## SUPPLIED RECORDS
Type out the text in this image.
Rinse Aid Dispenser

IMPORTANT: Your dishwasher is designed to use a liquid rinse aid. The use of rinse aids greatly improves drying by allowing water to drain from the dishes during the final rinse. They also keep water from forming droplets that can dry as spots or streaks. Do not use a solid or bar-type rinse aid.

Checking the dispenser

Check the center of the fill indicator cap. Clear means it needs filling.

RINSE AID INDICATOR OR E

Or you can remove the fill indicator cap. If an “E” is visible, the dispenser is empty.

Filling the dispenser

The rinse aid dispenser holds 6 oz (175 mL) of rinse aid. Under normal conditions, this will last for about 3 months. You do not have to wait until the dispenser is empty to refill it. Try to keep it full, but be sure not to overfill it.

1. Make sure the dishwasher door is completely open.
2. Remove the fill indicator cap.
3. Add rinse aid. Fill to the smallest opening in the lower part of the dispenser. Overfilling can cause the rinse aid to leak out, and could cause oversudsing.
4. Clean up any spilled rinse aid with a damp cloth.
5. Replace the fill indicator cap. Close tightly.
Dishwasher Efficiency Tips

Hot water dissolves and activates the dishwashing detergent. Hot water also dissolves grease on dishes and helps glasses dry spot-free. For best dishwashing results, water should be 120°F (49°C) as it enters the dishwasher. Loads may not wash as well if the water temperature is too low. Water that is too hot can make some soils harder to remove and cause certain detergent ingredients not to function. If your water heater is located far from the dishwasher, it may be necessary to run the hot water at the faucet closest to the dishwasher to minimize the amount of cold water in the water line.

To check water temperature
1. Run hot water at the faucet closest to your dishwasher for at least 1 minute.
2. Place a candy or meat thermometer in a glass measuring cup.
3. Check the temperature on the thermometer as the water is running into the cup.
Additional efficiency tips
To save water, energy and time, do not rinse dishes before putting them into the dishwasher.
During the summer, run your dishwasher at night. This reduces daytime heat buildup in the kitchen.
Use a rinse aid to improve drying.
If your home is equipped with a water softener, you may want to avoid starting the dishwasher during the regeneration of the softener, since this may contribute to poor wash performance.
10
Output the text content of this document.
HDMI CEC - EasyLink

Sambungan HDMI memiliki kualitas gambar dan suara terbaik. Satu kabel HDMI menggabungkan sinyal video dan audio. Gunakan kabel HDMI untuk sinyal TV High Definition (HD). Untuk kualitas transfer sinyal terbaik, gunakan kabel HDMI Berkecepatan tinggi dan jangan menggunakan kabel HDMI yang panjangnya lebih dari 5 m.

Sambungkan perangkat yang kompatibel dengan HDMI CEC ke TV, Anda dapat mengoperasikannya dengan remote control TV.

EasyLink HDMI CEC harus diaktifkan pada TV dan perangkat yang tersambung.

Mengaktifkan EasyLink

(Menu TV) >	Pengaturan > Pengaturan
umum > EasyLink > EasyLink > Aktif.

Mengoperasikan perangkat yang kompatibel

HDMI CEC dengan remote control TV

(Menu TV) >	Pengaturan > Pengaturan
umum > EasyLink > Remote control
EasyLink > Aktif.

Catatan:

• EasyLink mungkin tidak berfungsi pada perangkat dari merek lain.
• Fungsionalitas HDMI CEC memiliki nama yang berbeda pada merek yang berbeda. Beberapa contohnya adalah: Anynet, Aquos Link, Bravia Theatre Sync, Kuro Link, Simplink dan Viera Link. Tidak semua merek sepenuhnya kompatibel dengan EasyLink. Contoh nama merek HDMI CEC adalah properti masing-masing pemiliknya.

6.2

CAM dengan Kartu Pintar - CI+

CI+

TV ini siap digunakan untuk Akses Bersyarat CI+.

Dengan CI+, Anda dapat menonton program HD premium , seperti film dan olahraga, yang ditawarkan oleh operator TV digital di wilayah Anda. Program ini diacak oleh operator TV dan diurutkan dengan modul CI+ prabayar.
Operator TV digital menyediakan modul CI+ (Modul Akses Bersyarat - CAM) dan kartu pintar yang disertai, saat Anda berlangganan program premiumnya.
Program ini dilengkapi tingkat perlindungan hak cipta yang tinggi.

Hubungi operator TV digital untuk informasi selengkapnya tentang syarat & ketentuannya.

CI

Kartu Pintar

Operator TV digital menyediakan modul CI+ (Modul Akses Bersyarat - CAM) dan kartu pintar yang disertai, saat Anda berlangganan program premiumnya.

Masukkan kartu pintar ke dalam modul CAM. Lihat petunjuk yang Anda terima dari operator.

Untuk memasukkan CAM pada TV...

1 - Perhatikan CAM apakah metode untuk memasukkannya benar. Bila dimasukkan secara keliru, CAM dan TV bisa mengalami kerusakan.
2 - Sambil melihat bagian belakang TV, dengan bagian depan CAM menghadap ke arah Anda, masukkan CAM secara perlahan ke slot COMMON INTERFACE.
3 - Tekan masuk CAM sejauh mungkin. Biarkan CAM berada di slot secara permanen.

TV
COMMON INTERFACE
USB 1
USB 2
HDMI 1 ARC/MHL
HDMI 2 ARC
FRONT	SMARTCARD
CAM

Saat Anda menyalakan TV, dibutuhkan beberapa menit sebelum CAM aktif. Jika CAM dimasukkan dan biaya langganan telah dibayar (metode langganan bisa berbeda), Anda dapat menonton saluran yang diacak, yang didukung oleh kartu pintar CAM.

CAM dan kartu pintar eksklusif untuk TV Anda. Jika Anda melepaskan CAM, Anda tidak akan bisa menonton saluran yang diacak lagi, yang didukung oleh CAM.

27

## REQUIRED TASK
Output the entries verbatim.

## FULL ANSWER
Type out the text in this image.
Rinse Aid Dispenser

IMPORTANT: Your dishwasher is designed to use a liquid rinse aid. The use of rinse aids greatly improves drying by allowing water to drain from the dishes during the final rinse. They also keep water from forming droplets that can dry as spots or streaks. Do not use a solid or bar-type rinse aid.

Checking the dispenser

Check the center of the fill indicator cap. Clear means it needs filling.

RINSE AID INDICATOR OR E

Or you can remove the fill indicator cap. If an “E” is visible, the dispenser is empty.

Filling the dispenser

The rinse aid dispenser holds 6 oz (175 mL) of rinse aid. Under normal conditions, this will last for about 3 months. You do not have to wait until the dispenser is empty to refill it. Try to keep it full, but be sure not to overfill it.

1. Make sure the dishwasher door is completely open.
2. Remove the fill indicator cap.
3. Add rinse aid. Fill to the smallest opening in the lower part of the dispenser. Overfilling can cause the rinse aid to leak out, and could cause oversudsing.
4. Clean up any spilled rinse aid with a damp cloth.
5. Replace the fill indicator cap. Close tightly.
Dishwasher Efficiency Tips

Hot water dissolves and activates the dishwashing detergent. Hot water also dissolves grease on dishes and helps glasses dry spot-free. For best dishwashing results, water should be 120°F (49°C) as it enters the dishwasher. Loads may not wash as well if the water temperature is too low. Water that is too hot can make some soils harder to remove and cause certain detergent ingredients not to function. If your water heater is located far from the dishwasher, it may be necessary to run the hot water at the faucet closest to the dishwasher to minimize the amount of cold water in the water line.

To check water temperature
1. Run hot water at the faucet closest to your dishwasher for at least 1 minute.
2. Place a candy or meat thermometer in a glass measuring cup.
3. Check the temperature on the thermometer as the water is running into the cup.
Additional efficiency tips
To save water, energy and time, do not rinse dishes before putting them into the dishwasher.
During the summer, run your dishwasher at night. This reduces daytime heat buildup in the kitchen.
Use a rinse aid to improve drying.
If your home is equipped with a water softener, you may want to avoid starting the dishwasher during the regeneration of the softener, since this may contribute to poor wash performance.
10
Output the text content of this document.
HDMI CEC - EasyLink

Sambungan HDMI memiliki kualitas gambar dan suara terbaik. Satu kabel HDMI menggabungkan sinyal video dan audio. Gunakan kabel HDMI untuk sinyal TV High Definition (HD). Untuk kualitas transfer sinyal terbaik, gunakan kabel HDMI Berkecepatan tinggi dan jangan menggunakan kabel HDMI yang panjangnya lebih dari 5 m.

Sambungkan perangkat yang kompatibel dengan HDMI CEC ke TV, Anda dapat mengoperasikannya dengan remote control TV.

EasyLink HDMI CEC harus diaktifkan pada TV dan perangkat yang tersambung.

Mengaktifkan EasyLink

(Menu TV) >	Pengaturan > Pengaturan
umum > EasyLink > EasyLink > Aktif.

Mengoperasikan perangkat yang kompatibel

HDMI CEC dengan remote control TV

(Menu TV) >	Pengaturan > Pengaturan
umum > EasyLink > Remote control
EasyLink > Aktif.

Catatan:

• EasyLink mungkin tidak berfungsi pada perangkat dari merek lain.
• Fungsionalitas HDMI CEC memiliki nama yang berbeda pada merek yang berbeda. Beberapa contohnya adalah: Anynet, Aquos Link, Bravia Theatre Sync, Kuro Link, Simplink dan Viera Link. Tidak semua merek sepenuhnya kompatibel dengan EasyLink. Contoh nama merek HDMI CEC adalah properti masing-masing pemiliknya.

6.2

CAM dengan Kartu Pintar - CI+

CI+

TV ini siap digunakan untuk Akses Bersyarat CI+.

Dengan CI+, Anda dapat menonton program HD premium , seperti film dan olahraga, yang ditawarkan oleh operator TV digital di wilayah Anda. Program ini diacak oleh operator TV dan diurutkan dengan modul CI+ prabayar.
Operator TV digital menyediakan modul CI+ (Modul Akses Bersyarat - CAM) dan kartu pintar yang disertai, saat Anda berlangganan program premiumnya.
Program ini dilengkapi tingkat perlindungan hak cipta yang tinggi.

Hubungi operator TV digital untuk informasi selengkapnya tentang syarat & ketentuannya.

CI

Kartu Pintar

Operator TV digital menyediakan modul CI+ (Modul Akses Bersyarat - CAM) dan kartu pintar yang disertai, saat Anda berlangganan program premiumnya.

Masukkan kartu pintar ke dalam modul CAM. Lihat petunjuk yang Anda terima dari operator.

Untuk memasukkan CAM pada TV...

1 - Perhatikan CAM apakah metode untuk memasukkannya benar. Bila dimasukkan secara keliru, CAM dan TV bisa mengalami kerusakan.
2 - Sambil melihat bagian belakang TV, dengan bagian depan CAM menghadap ke arah Anda, masukkan CAM secara perlahan ke slot COMMON INTERFACE.
3 - Tekan masuk CAM sejauh mungkin. Biarkan CAM berada di slot secara permanen.

TV
COMMON INTERFACE
USB 1
USB 2
HDMI 1 ARC/MHL
HDMI 2 ARC
FRONT	SMARTCARD
CAM

Saat Anda menyalakan TV, dibutuhkan beberapa menit sebelum CAM aktif. Jika CAM dimasukkan dan biaya langganan telah dibayar (metode langganan bisa berbeda), Anda dapat menonton saluran yang diacak, yang didukung oleh kartu pintar CAM.

CAM dan kartu pintar eksklusif untuk TV Anda. Jika Anda melepaskan CAM, Anda tidak akan bisa menonton saluran yang diacak lagi, yang didukung oleh CAM.

27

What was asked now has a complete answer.